• _Problem to solve_
Across the listing below, how many lines hold "title"? Reply with the number by itself.

• _Material for this task_
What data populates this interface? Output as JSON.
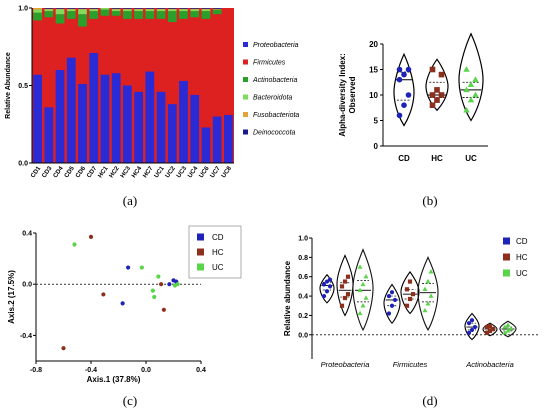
{
  "panels": {
    "a": "(a)",
    "b": "(b)",
    "c": "(c)",
    "d": "(d)"
  },
  "colors": {
    "Proteobacteria": "#2b2bd6",
    "Firmicutes": "#dd2020",
    "Actinobacteria": "#2aa02a",
    "Bacteroidota": "#7fdc5a",
    "Fusobacteriota": "#e3a23a",
    "Deinococcota": "#1a1a8c",
    "CD": "#1e22b8",
    "HC": "#8c2f1c",
    "UC": "#5ad44a"
  },
  "chart_data": [
    {
      "id": "a",
      "type": "bar",
      "stacked": true,
      "ylabel": "Relative Abundance",
      "ylim": [
        0,
        1
      ],
      "yticks": [
        "0.0",
        "0.5",
        "1.0"
      ],
      "categories": [
        "CD1",
        "CD3",
        "CD4",
        "CD5",
        "CD6",
        "CD7",
        "HC1",
        "HC2",
        "HC3",
        "HC4",
        "HC7",
        "UC1",
        "UC2",
        "UC3",
        "UC4",
        "UC6",
        "UC7",
        "UC8"
      ],
      "category_colors": {
        "CD1": "#e8207a",
        "HC1": "#d11a1a",
        "CD3": "#1e22b8"
      },
      "legend": [
        "Proteobacteria",
        "Firmicutes",
        "Actinobacteria",
        "Bacteroidota",
        "Fusobacteriota",
        "Deinococcota"
      ],
      "series": [
        {
          "name": "Proteobacteria",
          "values": [
            0.57,
            0.36,
            0.6,
            0.68,
            0.51,
            0.71,
            0.57,
            0.58,
            0.5,
            0.46,
            0.59,
            0.46,
            0.38,
            0.53,
            0.44,
            0.23,
            0.3,
            0.31
          ]
        },
        {
          "name": "Firmicutes",
          "values": [
            0.35,
            0.58,
            0.3,
            0.25,
            0.37,
            0.22,
            0.38,
            0.37,
            0.43,
            0.47,
            0.34,
            0.47,
            0.53,
            0.4,
            0.5,
            0.7,
            0.66,
            0.69
          ]
        },
        {
          "name": "Actinobacteria",
          "values": [
            0.05,
            0.04,
            0.06,
            0.05,
            0.08,
            0.05,
            0.04,
            0.03,
            0.05,
            0.05,
            0.05,
            0.05,
            0.07,
            0.05,
            0.04,
            0.05,
            0.03,
            0.0
          ]
        },
        {
          "name": "Bacteroidota",
          "values": [
            0.02,
            0.01,
            0.03,
            0.01,
            0.03,
            0.01,
            0.01,
            0.01,
            0.01,
            0.01,
            0.01,
            0.01,
            0.01,
            0.01,
            0.01,
            0.01,
            0.0,
            0.0
          ]
        },
        {
          "name": "Fusobacteriota",
          "values": [
            0.01,
            0.005,
            0.005,
            0.005,
            0.005,
            0.005,
            0,
            0.005,
            0.005,
            0.005,
            0.005,
            0.005,
            0.005,
            0.005,
            0.005,
            0.005,
            0.005,
            0
          ]
        },
        {
          "name": "Deinococcota",
          "values": [
            0,
            0.005,
            0.005,
            0.005,
            0.005,
            0.005,
            0,
            0.005,
            0.005,
            0.005,
            0.005,
            0.005,
            0.005,
            0.005,
            0.005,
            0.005,
            0.005,
            0
          ]
        }
      ]
    },
    {
      "id": "b",
      "type": "violin",
      "ylabel": "Alpha-diversity Index:",
      "ylabel2": "Observed",
      "ylim": [
        0,
        20
      ],
      "yticks": [
        "0",
        "5",
        "10",
        "15",
        "20"
      ],
      "categories": [
        "CD",
        "HC",
        "UC"
      ],
      "groups": [
        {
          "name": "CD",
          "shape": "circle",
          "points": [
            6,
            8,
            10,
            13,
            14,
            15,
            15
          ]
        },
        {
          "name": "HC",
          "shape": "square",
          "points": [
            8,
            9,
            10,
            10,
            11,
            14,
            15
          ]
        },
        {
          "name": "UC",
          "shape": "triangle",
          "points": [
            7,
            9,
            10,
            11,
            12,
            13,
            15
          ]
        }
      ]
    },
    {
      "id": "c",
      "type": "scatter",
      "xlabel": "Axis.1 (37.8%)",
      "ylabel": "Axis.2 (17.5%)",
      "xlim": [
        -0.8,
        0.4
      ],
      "ylim": [
        -0.6,
        0.4
      ],
      "xticks": [
        "-0.8",
        "-0.4",
        "0.0",
        "0.4"
      ],
      "yticks": [
        "-0.4",
        "0.0",
        "0.4"
      ],
      "legend": [
        "CD",
        "HC",
        "UC"
      ],
      "points": [
        {
          "g": "HC",
          "x": -0.6,
          "y": -0.5
        },
        {
          "g": "HC",
          "x": -0.4,
          "y": 0.37
        },
        {
          "g": "UC",
          "x": -0.52,
          "y": 0.31
        },
        {
          "g": "HC",
          "x": -0.31,
          "y": -0.08
        },
        {
          "g": "CD",
          "x": -0.17,
          "y": -0.15
        },
        {
          "g": "CD",
          "x": -0.13,
          "y": 0.13
        },
        {
          "g": "UC",
          "x": -0.03,
          "y": 0.13
        },
        {
          "g": "UC",
          "x": 0.05,
          "y": -0.05
        },
        {
          "g": "UC",
          "x": 0.06,
          "y": -0.1
        },
        {
          "g": "HC",
          "x": 0.11,
          "y": 0.0
        },
        {
          "g": "UC",
          "x": 0.09,
          "y": 0.06
        },
        {
          "g": "HC",
          "x": 0.13,
          "y": -0.2
        },
        {
          "g": "CD",
          "x": 0.17,
          "y": 0.0
        },
        {
          "g": "CD",
          "x": 0.2,
          "y": 0.03
        },
        {
          "g": "CD",
          "x": 0.22,
          "y": 0.02
        },
        {
          "g": "UC",
          "x": 0.21,
          "y": -0.01
        },
        {
          "g": "UC",
          "x": 0.23,
          "y": 0.0
        }
      ]
    },
    {
      "id": "d",
      "type": "violin",
      "ylabel": "Relative abundance",
      "ylim": [
        -0.25,
        1.0
      ],
      "yticks": [
        "0.0",
        "0.2",
        "0.4",
        "0.6",
        "0.8",
        "1.0"
      ],
      "categories": [
        "Proteobacteria",
        "Firmicutes",
        "Actinobacteria"
      ],
      "legend": [
        "CD",
        "HC",
        "UC"
      ],
      "groups": [
        {
          "cat": "Proteobacteria",
          "name": "CD",
          "lo": 0.33,
          "hi": 0.62,
          "points": [
            0.4,
            0.45,
            0.5,
            0.52,
            0.55,
            0.57
          ]
        },
        {
          "cat": "Proteobacteria",
          "name": "HC",
          "lo": 0.2,
          "hi": 0.82,
          "points": [
            0.3,
            0.38,
            0.42,
            0.5,
            0.55,
            0.6
          ]
        },
        {
          "cat": "Proteobacteria",
          "name": "UC",
          "lo": 0.05,
          "hi": 0.88,
          "points": [
            0.22,
            0.3,
            0.38,
            0.46,
            0.52,
            0.6,
            0.7
          ]
        },
        {
          "cat": "Firmicutes",
          "name": "CD",
          "lo": 0.12,
          "hi": 0.52,
          "points": [
            0.22,
            0.3,
            0.36,
            0.4,
            0.44
          ]
        },
        {
          "cat": "Firmicutes",
          "name": "HC",
          "lo": 0.22,
          "hi": 0.65,
          "points": [
            0.3,
            0.37,
            0.42,
            0.47,
            0.55
          ]
        },
        {
          "cat": "Firmicutes",
          "name": "UC",
          "lo": 0.05,
          "hi": 0.8,
          "points": [
            0.25,
            0.32,
            0.4,
            0.47,
            0.55,
            0.65
          ]
        },
        {
          "cat": "Actinobacteria",
          "name": "CD",
          "lo": -0.05,
          "hi": 0.22,
          "points": [
            0.02,
            0.05,
            0.08,
            0.12,
            0.15
          ]
        },
        {
          "cat": "Actinobacteria",
          "name": "HC",
          "lo": -0.01,
          "hi": 0.12,
          "points": [
            0.02,
            0.04,
            0.06,
            0.08,
            0.09
          ]
        },
        {
          "cat": "Actinobacteria",
          "name": "UC",
          "lo": -0.02,
          "hi": 0.14,
          "points": [
            0.02,
            0.04,
            0.06,
            0.08,
            0.1
          ]
        }
      ]
    }
  ]
}
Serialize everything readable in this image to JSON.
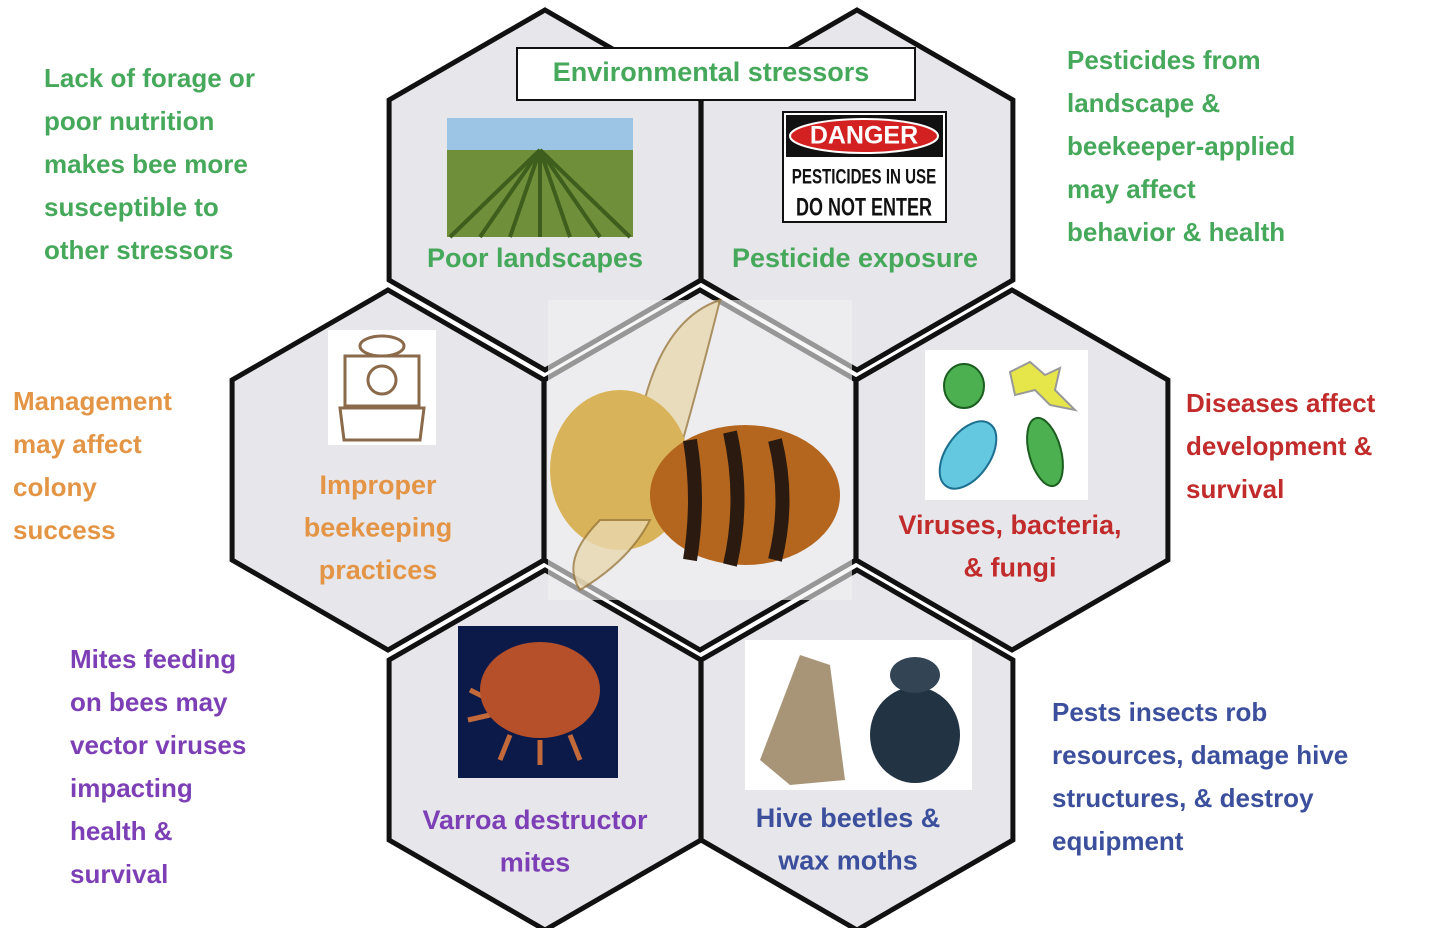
{
  "title": "Environmental stressors",
  "hexagons": [
    {
      "label": [
        "Poor landscapes"
      ]
    },
    {
      "label": [
        "Pesticide exposure"
      ],
      "sign": [
        "DANGER",
        "PESTICIDES IN USE",
        "DO NOT ENTER"
      ]
    },
    {
      "label": [
        "Improper",
        "beekeeping",
        "practices"
      ]
    },
    {
      "label": [
        "Viruses, bacteria,",
        "& fungi"
      ]
    },
    {
      "label": [
        "Varroa destructor",
        "mites"
      ]
    },
    {
      "label": [
        "Hive beetles &",
        "wax moths"
      ]
    }
  ],
  "notes": [
    {
      "lines": [
        "Lack of forage or",
        "poor nutrition",
        "makes bee more",
        "susceptible to",
        "other stressors"
      ]
    },
    {
      "lines": [
        "Pesticides from",
        "landscape &",
        "beekeeper-applied",
        "may affect",
        "behavior & health"
      ]
    },
    {
      "lines": [
        "Management",
        "may affect",
        "colony",
        "success"
      ]
    },
    {
      "lines": [
        "Diseases affect",
        "development &",
        "survival"
      ]
    },
    {
      "lines": [
        "Mites feeding",
        "on bees may",
        "vector viruses",
        "impacting",
        "health &",
        "survival"
      ]
    },
    {
      "lines": [
        "Pests insects rob",
        "resources, damage hive",
        "structures, & destroy",
        "equipment"
      ]
    }
  ]
}
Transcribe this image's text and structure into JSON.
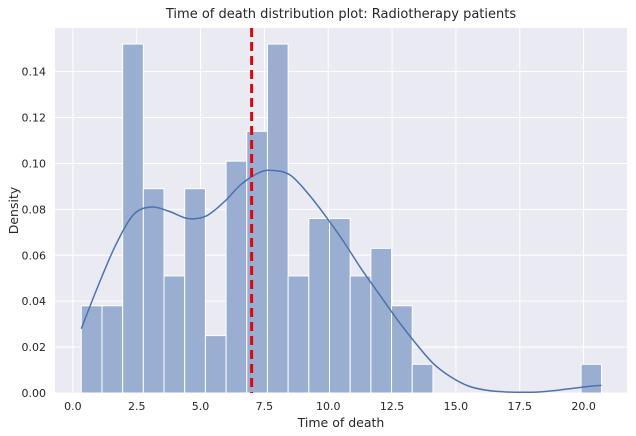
{
  "chart_data": {
    "type": "bar",
    "title": "Time of death distribution plot: Radiotherapy patients",
    "xlabel": "Time of death",
    "ylabel": "Density",
    "xlim": [
      -0.7,
      21.7
    ],
    "ylim": [
      0,
      0.159
    ],
    "xticks": [
      0.0,
      2.5,
      5.0,
      7.5,
      10.0,
      12.5,
      15.0,
      17.5,
      20.0
    ],
    "xtick_labels": [
      "0.0",
      "2.5",
      "5.0",
      "7.5",
      "10.0",
      "12.5",
      "15.0",
      "17.5",
      "20.0"
    ],
    "yticks": [
      0.0,
      0.02,
      0.04,
      0.06,
      0.08,
      0.1,
      0.12,
      0.14
    ],
    "ytick_labels": [
      "0.00",
      "0.02",
      "0.04",
      "0.06",
      "0.08",
      "0.10",
      "0.12",
      "0.14"
    ],
    "grid": true,
    "bars": [
      {
        "x0": 0.33,
        "x1": 1.14,
        "y": 0.038
      },
      {
        "x0": 1.14,
        "x1": 1.95,
        "y": 0.038
      },
      {
        "x0": 1.95,
        "x1": 2.76,
        "y": 0.152
      },
      {
        "x0": 2.76,
        "x1": 3.57,
        "y": 0.089
      },
      {
        "x0": 3.57,
        "x1": 4.38,
        "y": 0.051
      },
      {
        "x0": 4.38,
        "x1": 5.19,
        "y": 0.089
      },
      {
        "x0": 5.19,
        "x1": 6.0,
        "y": 0.025
      },
      {
        "x0": 6.0,
        "x1": 6.81,
        "y": 0.101
      },
      {
        "x0": 6.81,
        "x1": 7.62,
        "y": 0.114
      },
      {
        "x0": 7.62,
        "x1": 8.43,
        "y": 0.152
      },
      {
        "x0": 8.43,
        "x1": 9.24,
        "y": 0.051
      },
      {
        "x0": 9.24,
        "x1": 10.05,
        "y": 0.076
      },
      {
        "x0": 10.05,
        "x1": 10.86,
        "y": 0.076
      },
      {
        "x0": 10.86,
        "x1": 11.67,
        "y": 0.051
      },
      {
        "x0": 11.67,
        "x1": 12.48,
        "y": 0.063
      },
      {
        "x0": 12.48,
        "x1": 13.29,
        "y": 0.038
      },
      {
        "x0": 13.29,
        "x1": 14.1,
        "y": 0.0125
      },
      {
        "x0": 19.9,
        "x1": 20.7,
        "y": 0.0125
      }
    ],
    "kde": {
      "x": [
        0.33,
        1.0,
        1.7,
        2.4,
        3.1,
        3.8,
        4.5,
        5.2,
        5.9,
        6.6,
        7.3,
        7.8,
        8.5,
        9.2,
        9.9,
        10.6,
        11.3,
        12.0,
        12.7,
        13.4,
        14.1,
        14.8,
        15.5,
        16.2,
        16.9,
        17.6,
        18.3,
        19.0,
        19.7,
        20.4,
        20.7
      ],
      "y": [
        0.028,
        0.047,
        0.065,
        0.078,
        0.081,
        0.079,
        0.076,
        0.077,
        0.083,
        0.091,
        0.096,
        0.097,
        0.095,
        0.087,
        0.077,
        0.066,
        0.054,
        0.043,
        0.032,
        0.022,
        0.013,
        0.007,
        0.003,
        0.0012,
        0.0005,
        0.0003,
        0.0005,
        0.0012,
        0.0022,
        0.0031,
        0.0033
      ]
    },
    "vline": {
      "x": 7.0
    },
    "colors": {
      "background": "#eaeaf2",
      "grid": "#ffffff",
      "bar_fill": "#9aaed1",
      "bar_edge": "#ffffff",
      "kde": "#4c72b0",
      "vline": "#e8000b"
    }
  }
}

• _Solved problem_
2